Data records:
· · · · · · ·
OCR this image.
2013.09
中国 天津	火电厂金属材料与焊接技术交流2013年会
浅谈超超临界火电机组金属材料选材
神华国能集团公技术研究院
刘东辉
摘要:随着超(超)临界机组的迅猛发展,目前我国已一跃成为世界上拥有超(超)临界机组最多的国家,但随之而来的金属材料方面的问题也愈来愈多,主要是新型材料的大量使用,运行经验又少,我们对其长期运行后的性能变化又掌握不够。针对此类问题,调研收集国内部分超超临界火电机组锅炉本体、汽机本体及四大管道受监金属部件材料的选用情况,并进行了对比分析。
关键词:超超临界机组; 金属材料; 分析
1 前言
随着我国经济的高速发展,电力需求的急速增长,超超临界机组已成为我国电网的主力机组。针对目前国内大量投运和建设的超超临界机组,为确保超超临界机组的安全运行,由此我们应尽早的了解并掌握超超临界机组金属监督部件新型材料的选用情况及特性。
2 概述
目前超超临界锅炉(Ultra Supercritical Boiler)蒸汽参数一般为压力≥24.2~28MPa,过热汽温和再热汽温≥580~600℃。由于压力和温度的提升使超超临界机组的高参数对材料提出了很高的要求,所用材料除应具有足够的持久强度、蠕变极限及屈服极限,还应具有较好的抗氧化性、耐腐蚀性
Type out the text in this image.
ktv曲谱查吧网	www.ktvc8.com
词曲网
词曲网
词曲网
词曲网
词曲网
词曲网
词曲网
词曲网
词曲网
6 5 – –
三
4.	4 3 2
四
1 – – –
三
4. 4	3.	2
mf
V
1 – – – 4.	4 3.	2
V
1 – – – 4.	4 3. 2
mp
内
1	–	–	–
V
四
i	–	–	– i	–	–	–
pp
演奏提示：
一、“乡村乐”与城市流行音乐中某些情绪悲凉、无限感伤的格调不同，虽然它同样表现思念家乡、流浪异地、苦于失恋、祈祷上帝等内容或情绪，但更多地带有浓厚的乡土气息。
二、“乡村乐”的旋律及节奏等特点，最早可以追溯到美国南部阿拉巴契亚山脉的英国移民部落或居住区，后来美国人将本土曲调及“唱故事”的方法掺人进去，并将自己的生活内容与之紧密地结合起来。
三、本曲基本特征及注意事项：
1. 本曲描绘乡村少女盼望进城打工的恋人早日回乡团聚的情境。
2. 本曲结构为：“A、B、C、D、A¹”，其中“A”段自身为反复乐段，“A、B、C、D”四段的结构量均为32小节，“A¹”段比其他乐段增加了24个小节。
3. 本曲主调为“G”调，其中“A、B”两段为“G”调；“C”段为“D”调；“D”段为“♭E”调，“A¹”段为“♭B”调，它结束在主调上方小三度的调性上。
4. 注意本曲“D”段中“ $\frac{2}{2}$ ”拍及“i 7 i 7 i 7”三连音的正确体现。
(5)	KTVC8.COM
· · · · · · ·
Pick out every line holding the string "image" and return it.

* **Output for this exercise**
OCR this image.
Type out the text in this image.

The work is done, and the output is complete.